Given text:
+ + + + +

Levin v. United States

Decision Date30 June 1964
Docket NumberNo. 18024.,18024.
PartiesMilton M. LEVIN, Appellant, v. UNITED STATES of America, Appellee.
CourtU.S. Court of Appeals — District of Columbia Circuit

Mr. Frederick Bernays Wiener, Washington, D. C., for appellant.

Mr. Harry T. Alexander, Sp. Atty., Department of Justice, with whom Messrs. David C. Acheson, U. S. Atty., and Frank Q. Nebeker, Asst. U. S. Atty., were on the brief, for appellee.

Before BAZELON, Chief Judge, and WASHINGTON and BASTIAN, Circuit Judges.

Certiorari Denied February 1, 1965. See 85 S.Ct. 719.

BASTIAN, Circuit Judge.

Appellant was tried, convicted and sentenced for the offense of grand larceny.1 Count 1 of the indictment on which appellant was tried charged James G. Cross, James Landriscina and others not named as defendants, with conspiracy, in violation of 18 U.S.C. § 371 and § 1503 (1958), to effect a corrupt acquittal of Cross in his trial on a charge of perjury. It further charged that one co-conspirator paid Levin a total of $35,000, the property of the Bakery and Confectionery Workers' International Union of America, which property was entrusted to James G. Cross, its president.

+ + + + +

Data supplied:
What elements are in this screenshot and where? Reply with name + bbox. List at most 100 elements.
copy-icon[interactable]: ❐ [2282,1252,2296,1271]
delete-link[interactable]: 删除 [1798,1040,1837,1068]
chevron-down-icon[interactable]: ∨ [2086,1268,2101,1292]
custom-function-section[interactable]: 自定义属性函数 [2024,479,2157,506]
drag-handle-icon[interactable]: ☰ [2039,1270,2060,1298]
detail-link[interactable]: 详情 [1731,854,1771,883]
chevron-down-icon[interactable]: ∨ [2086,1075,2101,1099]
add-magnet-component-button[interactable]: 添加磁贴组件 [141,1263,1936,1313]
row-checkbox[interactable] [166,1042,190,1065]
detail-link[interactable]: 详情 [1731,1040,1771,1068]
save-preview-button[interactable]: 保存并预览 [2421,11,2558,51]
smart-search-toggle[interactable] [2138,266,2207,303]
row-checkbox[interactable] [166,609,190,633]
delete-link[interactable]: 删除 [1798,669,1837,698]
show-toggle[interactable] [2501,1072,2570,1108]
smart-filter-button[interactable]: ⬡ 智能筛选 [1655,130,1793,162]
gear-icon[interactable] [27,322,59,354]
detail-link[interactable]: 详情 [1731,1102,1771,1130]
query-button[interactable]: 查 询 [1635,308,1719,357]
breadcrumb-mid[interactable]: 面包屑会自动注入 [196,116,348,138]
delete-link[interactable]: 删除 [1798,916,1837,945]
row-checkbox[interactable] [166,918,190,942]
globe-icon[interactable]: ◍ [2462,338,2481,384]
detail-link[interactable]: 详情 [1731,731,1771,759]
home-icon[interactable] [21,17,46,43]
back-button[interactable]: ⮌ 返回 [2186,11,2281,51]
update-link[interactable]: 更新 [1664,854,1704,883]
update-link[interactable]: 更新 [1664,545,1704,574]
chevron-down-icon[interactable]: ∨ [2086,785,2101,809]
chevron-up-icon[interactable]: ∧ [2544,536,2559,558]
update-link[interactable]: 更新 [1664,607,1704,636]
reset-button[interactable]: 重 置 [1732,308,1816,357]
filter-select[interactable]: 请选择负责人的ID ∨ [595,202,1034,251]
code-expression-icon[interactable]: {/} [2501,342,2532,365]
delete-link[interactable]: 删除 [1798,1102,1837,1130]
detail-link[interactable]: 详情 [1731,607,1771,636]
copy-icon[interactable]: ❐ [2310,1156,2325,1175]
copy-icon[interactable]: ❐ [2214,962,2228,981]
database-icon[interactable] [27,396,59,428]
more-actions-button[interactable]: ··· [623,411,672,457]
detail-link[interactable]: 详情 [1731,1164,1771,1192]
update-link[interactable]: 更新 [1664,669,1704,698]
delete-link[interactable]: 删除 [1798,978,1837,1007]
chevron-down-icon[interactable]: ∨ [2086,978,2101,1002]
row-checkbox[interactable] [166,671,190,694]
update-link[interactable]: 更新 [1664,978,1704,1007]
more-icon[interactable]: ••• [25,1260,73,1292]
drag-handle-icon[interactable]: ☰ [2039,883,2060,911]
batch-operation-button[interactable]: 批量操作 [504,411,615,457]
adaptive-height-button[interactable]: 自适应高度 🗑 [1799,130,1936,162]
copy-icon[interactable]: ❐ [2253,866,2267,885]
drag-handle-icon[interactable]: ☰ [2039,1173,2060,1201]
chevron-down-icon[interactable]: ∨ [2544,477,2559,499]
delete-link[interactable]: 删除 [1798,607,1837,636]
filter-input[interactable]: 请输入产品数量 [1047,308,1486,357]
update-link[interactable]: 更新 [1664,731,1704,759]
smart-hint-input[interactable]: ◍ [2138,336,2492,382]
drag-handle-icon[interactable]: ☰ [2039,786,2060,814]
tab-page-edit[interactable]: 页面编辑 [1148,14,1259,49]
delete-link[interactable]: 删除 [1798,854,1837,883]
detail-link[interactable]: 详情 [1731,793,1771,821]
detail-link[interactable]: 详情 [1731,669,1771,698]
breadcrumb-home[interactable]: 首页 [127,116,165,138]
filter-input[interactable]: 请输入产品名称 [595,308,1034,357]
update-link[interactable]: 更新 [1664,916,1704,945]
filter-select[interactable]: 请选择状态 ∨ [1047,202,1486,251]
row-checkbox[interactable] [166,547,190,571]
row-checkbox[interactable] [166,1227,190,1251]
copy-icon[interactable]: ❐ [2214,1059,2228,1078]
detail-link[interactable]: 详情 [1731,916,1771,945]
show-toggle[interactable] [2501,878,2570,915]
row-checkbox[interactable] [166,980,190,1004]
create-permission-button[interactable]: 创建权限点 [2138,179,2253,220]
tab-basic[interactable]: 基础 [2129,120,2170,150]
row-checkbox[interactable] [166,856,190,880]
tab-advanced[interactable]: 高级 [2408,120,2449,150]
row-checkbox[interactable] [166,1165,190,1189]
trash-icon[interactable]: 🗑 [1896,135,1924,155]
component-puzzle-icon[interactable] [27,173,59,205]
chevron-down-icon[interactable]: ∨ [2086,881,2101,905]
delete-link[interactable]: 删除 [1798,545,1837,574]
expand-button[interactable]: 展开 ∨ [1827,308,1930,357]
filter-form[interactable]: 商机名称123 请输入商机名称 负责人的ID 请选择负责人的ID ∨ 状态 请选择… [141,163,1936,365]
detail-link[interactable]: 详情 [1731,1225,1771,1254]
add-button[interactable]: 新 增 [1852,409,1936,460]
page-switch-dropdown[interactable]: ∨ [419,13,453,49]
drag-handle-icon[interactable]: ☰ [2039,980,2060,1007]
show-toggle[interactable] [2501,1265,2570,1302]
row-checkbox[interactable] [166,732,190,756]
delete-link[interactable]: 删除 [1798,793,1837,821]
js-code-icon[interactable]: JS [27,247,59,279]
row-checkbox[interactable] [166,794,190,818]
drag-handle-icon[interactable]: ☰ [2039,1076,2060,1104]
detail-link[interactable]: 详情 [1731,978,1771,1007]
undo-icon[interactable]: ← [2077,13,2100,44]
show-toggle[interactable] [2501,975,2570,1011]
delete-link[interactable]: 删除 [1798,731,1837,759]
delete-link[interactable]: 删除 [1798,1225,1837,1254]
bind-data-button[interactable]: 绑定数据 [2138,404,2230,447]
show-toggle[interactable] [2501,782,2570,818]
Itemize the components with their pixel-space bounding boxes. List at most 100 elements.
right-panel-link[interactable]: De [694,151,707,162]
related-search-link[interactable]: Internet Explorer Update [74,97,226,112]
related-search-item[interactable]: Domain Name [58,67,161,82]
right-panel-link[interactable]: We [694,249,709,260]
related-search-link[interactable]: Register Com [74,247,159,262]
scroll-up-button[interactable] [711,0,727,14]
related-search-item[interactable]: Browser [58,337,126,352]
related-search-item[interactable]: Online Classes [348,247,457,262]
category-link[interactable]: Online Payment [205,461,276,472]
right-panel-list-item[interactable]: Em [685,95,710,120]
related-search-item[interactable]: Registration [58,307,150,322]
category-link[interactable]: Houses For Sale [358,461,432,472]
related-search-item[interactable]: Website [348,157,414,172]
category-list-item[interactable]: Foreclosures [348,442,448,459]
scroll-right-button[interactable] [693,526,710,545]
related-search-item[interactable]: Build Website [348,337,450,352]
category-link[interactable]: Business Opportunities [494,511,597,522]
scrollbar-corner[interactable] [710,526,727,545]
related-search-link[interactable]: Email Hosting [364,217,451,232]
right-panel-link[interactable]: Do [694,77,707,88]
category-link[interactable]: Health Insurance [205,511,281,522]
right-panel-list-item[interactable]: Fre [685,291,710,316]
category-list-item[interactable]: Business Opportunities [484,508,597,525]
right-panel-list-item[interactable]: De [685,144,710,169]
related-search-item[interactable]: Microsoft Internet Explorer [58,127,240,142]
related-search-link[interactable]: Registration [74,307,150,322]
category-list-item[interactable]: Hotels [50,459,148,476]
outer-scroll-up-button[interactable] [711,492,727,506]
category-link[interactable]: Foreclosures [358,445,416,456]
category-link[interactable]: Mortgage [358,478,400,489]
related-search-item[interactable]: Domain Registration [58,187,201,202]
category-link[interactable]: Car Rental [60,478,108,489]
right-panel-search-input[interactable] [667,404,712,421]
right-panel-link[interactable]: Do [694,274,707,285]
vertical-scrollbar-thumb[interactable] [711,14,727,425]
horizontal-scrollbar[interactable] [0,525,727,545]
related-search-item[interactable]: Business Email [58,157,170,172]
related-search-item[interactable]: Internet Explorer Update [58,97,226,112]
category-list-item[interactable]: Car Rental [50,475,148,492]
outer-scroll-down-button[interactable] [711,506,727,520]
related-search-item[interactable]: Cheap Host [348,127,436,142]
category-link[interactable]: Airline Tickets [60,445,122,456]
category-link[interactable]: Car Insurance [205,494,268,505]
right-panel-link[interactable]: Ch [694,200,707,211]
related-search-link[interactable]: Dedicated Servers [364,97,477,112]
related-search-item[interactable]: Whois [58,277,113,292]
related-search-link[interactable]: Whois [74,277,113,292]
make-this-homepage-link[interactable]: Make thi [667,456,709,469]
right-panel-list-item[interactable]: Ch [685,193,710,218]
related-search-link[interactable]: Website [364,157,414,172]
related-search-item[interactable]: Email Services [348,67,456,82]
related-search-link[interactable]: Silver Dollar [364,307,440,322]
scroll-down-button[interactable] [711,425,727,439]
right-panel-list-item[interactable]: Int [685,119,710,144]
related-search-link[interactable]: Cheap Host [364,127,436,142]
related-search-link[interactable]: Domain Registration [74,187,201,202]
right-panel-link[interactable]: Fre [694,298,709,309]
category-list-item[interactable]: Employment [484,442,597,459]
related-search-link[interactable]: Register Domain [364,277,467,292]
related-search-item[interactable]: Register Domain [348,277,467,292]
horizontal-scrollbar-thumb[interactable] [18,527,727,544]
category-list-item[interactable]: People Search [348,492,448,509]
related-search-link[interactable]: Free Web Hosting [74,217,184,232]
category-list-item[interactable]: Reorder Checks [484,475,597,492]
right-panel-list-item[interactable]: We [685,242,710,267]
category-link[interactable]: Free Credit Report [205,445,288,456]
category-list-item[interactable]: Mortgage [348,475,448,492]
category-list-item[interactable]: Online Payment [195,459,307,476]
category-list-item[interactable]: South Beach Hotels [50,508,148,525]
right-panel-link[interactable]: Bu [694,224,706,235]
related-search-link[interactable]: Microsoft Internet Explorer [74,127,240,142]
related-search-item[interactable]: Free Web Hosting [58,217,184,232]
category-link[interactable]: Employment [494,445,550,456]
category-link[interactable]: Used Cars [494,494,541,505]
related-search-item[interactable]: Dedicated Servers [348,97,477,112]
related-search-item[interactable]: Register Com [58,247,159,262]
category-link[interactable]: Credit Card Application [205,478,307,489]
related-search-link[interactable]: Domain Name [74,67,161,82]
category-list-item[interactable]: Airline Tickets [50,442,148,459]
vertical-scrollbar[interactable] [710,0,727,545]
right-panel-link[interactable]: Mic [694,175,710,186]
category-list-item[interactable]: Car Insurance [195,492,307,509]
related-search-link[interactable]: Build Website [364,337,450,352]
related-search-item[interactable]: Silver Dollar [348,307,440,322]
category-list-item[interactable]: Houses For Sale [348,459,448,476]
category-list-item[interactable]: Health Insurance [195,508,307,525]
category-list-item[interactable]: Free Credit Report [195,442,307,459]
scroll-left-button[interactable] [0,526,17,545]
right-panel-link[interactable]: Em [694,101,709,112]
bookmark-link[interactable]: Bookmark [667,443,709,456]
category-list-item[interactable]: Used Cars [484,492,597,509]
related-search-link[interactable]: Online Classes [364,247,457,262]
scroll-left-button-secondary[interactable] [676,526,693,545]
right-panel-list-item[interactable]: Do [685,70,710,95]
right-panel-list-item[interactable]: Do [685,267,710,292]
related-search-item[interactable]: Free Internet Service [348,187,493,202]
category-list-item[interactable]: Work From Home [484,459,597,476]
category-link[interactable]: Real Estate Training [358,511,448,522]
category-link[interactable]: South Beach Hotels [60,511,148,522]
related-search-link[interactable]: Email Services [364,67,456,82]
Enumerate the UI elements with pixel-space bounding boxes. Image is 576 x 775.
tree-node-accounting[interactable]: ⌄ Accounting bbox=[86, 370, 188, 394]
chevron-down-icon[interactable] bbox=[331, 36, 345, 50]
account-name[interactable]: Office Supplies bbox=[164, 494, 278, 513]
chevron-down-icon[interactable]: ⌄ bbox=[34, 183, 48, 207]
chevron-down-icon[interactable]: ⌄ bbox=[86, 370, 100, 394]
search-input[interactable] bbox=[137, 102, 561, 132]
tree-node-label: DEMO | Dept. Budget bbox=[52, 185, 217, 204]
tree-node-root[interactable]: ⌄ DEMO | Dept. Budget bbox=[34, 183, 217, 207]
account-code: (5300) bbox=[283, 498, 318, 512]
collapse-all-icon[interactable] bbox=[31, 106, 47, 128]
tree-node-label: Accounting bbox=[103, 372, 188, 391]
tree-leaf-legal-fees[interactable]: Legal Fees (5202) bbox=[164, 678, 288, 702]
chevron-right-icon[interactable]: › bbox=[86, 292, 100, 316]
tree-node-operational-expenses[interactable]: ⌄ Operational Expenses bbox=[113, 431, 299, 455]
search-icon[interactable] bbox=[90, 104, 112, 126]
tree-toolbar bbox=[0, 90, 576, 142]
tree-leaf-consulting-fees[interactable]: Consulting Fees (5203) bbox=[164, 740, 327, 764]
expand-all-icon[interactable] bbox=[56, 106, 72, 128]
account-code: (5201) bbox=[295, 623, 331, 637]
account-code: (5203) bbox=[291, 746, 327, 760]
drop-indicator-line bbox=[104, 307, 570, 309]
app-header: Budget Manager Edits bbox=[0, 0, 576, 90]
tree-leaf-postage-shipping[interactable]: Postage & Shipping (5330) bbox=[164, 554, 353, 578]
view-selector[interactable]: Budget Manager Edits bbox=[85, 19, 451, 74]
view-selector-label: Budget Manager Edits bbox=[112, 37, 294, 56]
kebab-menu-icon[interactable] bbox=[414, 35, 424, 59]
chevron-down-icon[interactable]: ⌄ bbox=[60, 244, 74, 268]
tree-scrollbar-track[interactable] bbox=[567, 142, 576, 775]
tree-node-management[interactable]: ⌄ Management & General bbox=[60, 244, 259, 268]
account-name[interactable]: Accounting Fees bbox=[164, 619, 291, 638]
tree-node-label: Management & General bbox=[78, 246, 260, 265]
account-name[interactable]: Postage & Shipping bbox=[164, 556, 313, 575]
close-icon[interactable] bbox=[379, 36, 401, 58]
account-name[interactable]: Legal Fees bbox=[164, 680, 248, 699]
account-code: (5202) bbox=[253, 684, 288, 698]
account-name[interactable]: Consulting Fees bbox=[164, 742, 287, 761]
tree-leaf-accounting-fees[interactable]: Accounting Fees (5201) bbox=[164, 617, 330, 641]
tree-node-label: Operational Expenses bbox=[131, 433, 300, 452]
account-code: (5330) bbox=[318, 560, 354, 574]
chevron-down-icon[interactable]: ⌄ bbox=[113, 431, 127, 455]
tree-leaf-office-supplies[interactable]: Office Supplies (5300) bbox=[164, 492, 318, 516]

+ + + + +

Problem A: Could you pull out the entries word for word, beginning at the top of the entries and stopping after the line that contains "copy-icon[interactable]: ❐ [2214,962,2228,981]"?
Problem B: How does the court opinion in Levin v. United States continue? Write the passage that comes after its last sentence.

Final result A:
What elements are in this screenshot and where? Reply with name + bbox. List at most 100 elements.
copy-icon[interactable]: ❐ [2282,1252,2296,1271]
delete-link[interactable]: 删除 [1798,1040,1837,1068]
chevron-down-icon[interactable]: ∨ [2086,1268,2101,1292]
custom-function-section[interactable]: 自定义属性函数 [2024,479,2157,506]
drag-handle-icon[interactable]: ☰ [2039,1270,2060,1298]
detail-link[interactable]: 详情 [1731,854,1771,883]
chevron-down-icon[interactable]: ∨ [2086,1075,2101,1099]
add-magnet-component-button[interactable]: 添加磁贴组件 [141,1263,1936,1313]
row-checkbox[interactable] [166,1042,190,1065]
detail-link[interactable]: 详情 [1731,1040,1771,1068]
save-preview-button[interactable]: 保存并预览 [2421,11,2558,51]
smart-search-toggle[interactable] [2138,266,2207,303]
row-checkbox[interactable] [166,609,190,633]
delete-link[interactable]: 删除 [1798,669,1837,698]
show-toggle[interactable] [2501,1072,2570,1108]
smart-filter-button[interactable]: ⬡ 智能筛选 [1655,130,1793,162]
gear-icon[interactable] [27,322,59,354]
detail-link[interactable]: 详情 [1731,1102,1771,1130]
query-button[interactable]: 查 询 [1635,308,1719,357]
breadcrumb-mid[interactable]: 面包屑会自动注入 [196,116,348,138]
delete-link[interactable]: 删除 [1798,916,1837,945]
row-checkbox[interactable] [166,918,190,942]
globe-icon[interactable]: ◍ [2462,338,2481,384]
detail-link[interactable]: 详情 [1731,731,1771,759]
home-icon[interactable] [21,17,46,43]
back-button[interactable]: ⮌ 返回 [2186,11,2281,51]
update-link[interactable]: 更新 [1664,854,1704,883]
update-link[interactable]: 更新 [1664,545,1704,574]
chevron-down-icon[interactable]: ∨ [2086,785,2101,809]
chevron-up-icon[interactable]: ∧ [2544,536,2559,558]
update-link[interactable]: 更新 [1664,607,1704,636]
reset-button[interactable]: 重 置 [1732,308,1816,357]
filter-select[interactable]: 请选择负责人的ID ∨ [595,202,1034,251]
code-expression-icon[interactable]: {/} [2501,342,2532,365]
delete-link[interactable]: 删除 [1798,1102,1837,1130]
detail-link[interactable]: 详情 [1731,607,1771,636]
copy-icon[interactable]: ❐ [2310,1156,2325,1175]
copy-icon[interactable]: ❐ [2214,962,2228,981]

Final result B:
Count 2 of the indictment charged Levin as follows:2

"On or about February 13, 1959, within the District of Columbia, and within the jurisdiction of this Court, defendant Milton M. Levin did unlawfully, feloniously and willfully steal, take and carry away the property of the Bakery and Confectionery Workers\' International Union of America, an unincorporated association, entrusted to James G. Cross, President of said union, the said property consisting of $35,000 in money in violation of Title 22, District of Columbia Code, Section 2201."

Count 3 of the indictment charged Cross with having embezzled $35,000 from the Union.

Levin was found guilty of grand larceny as charged in Count 2 of the indictment, and his appeal is now before this court for determination.

The trial was a lengthy one. While the testimony of Landriscina regarding Levin's receipt of the money was specifically denied by Levin, there are corroborating circumstances which bear out the Government's case. In her charge to the jury, the trial judge set out fairly the contentions of the Government and of the defendant, as follows:

"Briefly, I shall tell you what the government claims in this case and then I shall tell you what the defendant claims.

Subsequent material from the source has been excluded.